## Exercise task
For the data that follows, report how many lines contain the word "name", and nothing else.
== Data to use ==
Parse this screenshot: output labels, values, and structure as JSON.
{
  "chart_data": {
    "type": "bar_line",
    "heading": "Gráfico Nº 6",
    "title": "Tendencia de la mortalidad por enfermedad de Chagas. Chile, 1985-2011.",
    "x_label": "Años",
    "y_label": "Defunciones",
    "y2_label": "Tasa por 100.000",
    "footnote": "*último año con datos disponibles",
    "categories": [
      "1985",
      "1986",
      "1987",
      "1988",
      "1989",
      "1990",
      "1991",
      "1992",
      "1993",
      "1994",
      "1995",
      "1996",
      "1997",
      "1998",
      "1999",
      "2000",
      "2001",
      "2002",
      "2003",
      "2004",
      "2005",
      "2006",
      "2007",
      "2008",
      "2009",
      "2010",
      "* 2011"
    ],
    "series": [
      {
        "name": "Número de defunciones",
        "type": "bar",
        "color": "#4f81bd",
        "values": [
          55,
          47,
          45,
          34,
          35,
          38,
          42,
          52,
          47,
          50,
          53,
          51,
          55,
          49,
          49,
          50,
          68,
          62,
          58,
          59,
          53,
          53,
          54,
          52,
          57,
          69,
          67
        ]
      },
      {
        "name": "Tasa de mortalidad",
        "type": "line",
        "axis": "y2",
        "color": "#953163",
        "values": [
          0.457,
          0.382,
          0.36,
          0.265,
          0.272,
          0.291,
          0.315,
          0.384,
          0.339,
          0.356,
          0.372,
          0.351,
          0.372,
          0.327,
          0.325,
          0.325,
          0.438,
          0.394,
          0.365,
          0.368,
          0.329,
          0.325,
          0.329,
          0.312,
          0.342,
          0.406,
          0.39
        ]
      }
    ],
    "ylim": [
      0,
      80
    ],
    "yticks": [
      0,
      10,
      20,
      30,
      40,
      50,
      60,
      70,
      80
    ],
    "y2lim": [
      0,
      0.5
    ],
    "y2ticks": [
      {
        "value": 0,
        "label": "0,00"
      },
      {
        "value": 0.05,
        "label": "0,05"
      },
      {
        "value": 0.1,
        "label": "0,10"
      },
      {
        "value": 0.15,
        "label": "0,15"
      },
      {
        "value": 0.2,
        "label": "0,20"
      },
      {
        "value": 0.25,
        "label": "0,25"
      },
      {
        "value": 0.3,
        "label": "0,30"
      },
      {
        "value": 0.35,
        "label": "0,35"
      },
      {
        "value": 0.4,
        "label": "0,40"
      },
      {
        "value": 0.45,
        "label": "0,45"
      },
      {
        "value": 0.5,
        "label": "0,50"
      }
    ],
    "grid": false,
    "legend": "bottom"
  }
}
===
## The response
2